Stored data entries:

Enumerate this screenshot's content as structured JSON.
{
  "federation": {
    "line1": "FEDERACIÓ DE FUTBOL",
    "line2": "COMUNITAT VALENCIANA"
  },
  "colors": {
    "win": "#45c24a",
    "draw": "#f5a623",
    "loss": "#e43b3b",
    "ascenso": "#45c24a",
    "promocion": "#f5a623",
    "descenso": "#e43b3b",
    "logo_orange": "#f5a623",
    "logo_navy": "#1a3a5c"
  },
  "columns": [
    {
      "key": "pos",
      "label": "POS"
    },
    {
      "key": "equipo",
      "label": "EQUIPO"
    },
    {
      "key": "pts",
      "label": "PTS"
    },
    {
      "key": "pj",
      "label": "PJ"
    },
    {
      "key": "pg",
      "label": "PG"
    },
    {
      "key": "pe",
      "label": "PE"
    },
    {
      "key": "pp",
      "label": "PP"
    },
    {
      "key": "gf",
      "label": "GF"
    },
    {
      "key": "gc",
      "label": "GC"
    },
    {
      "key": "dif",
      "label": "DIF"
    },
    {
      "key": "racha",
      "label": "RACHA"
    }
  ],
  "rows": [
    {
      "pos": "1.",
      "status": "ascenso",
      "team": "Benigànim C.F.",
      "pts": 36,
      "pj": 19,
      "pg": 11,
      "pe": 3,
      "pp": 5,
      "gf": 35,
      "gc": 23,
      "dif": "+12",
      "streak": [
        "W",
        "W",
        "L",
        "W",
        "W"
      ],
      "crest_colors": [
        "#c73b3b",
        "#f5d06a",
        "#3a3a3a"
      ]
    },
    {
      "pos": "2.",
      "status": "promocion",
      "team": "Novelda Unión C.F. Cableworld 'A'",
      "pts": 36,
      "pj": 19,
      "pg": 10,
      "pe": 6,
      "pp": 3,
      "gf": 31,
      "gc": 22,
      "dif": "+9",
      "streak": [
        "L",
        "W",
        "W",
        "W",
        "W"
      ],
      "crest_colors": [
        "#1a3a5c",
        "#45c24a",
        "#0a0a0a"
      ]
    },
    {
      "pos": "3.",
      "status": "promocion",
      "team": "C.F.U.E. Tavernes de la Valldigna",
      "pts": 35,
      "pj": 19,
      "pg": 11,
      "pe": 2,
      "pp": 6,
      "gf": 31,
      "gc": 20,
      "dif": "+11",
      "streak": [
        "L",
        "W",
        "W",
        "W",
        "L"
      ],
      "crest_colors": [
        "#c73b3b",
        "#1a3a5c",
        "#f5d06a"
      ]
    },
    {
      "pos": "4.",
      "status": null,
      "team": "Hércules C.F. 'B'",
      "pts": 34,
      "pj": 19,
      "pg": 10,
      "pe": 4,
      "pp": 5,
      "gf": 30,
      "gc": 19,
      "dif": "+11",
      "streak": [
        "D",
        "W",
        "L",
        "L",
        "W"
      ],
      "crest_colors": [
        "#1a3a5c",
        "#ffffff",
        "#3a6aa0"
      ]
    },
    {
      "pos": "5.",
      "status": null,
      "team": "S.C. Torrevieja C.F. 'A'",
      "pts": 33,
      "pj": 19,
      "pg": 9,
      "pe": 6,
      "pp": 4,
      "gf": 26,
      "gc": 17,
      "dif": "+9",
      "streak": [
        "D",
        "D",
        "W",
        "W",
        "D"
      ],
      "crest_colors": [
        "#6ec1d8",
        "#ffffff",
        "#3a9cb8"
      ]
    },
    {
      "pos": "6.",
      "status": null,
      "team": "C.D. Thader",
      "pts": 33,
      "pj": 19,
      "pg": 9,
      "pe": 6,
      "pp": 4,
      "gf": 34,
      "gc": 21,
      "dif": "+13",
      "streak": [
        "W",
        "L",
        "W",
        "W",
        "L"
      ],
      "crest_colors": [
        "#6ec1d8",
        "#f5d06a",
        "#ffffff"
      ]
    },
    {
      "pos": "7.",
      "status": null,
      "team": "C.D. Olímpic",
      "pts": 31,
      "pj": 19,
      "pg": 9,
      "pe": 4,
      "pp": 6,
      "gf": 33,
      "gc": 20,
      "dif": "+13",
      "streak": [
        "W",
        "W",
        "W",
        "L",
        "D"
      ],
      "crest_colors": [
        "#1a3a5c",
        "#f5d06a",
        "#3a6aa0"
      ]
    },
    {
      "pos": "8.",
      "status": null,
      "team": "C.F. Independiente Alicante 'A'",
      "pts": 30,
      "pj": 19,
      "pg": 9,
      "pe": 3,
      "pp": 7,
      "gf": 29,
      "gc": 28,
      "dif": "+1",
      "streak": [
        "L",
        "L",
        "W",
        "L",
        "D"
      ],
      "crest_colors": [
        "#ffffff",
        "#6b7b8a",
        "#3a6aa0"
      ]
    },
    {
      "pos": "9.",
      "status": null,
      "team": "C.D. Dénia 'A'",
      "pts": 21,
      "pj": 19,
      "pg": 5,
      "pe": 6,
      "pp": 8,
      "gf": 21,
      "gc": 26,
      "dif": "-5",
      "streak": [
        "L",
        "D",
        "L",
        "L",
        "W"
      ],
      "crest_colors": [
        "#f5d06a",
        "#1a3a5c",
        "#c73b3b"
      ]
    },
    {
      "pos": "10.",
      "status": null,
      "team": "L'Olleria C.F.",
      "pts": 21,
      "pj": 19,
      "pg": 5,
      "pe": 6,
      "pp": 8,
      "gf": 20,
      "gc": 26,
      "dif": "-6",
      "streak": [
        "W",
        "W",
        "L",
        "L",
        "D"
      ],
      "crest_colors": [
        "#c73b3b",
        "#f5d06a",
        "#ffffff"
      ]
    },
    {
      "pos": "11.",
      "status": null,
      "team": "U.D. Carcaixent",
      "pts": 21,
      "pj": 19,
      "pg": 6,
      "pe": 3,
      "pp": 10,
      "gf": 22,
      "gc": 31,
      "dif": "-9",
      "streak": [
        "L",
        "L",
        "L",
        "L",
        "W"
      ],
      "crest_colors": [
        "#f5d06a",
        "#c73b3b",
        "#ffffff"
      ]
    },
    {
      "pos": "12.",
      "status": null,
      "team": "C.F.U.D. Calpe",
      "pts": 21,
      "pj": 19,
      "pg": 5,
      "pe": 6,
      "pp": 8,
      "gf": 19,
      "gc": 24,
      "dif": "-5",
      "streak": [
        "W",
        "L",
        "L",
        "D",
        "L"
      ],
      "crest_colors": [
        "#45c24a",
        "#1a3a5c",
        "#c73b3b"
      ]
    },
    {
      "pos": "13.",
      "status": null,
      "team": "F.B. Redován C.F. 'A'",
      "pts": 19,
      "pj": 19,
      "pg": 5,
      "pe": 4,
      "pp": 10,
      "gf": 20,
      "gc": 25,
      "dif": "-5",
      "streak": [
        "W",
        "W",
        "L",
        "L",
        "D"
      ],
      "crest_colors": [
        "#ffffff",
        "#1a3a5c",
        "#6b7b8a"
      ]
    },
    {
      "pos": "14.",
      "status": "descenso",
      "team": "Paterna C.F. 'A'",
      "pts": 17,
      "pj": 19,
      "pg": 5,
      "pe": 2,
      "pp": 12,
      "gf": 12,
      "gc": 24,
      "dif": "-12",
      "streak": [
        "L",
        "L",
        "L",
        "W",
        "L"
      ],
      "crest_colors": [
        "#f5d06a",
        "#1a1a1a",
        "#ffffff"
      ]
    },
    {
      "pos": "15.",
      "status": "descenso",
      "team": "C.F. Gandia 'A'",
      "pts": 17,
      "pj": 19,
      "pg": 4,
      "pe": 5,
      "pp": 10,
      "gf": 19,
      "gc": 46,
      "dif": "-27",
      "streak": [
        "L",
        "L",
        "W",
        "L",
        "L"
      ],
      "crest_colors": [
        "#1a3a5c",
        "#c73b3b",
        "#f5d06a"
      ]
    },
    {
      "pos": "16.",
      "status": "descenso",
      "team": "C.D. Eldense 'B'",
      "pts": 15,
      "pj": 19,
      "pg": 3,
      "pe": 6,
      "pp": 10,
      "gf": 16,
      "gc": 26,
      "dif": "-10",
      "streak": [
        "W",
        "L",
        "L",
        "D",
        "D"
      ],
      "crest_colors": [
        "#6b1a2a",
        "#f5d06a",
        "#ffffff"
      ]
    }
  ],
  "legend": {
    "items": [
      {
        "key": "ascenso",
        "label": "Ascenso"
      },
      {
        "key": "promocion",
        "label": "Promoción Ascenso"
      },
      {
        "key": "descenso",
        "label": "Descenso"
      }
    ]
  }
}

Goal of the exercise:
Write only the number of lines that include "promocion".

Exercise result:
4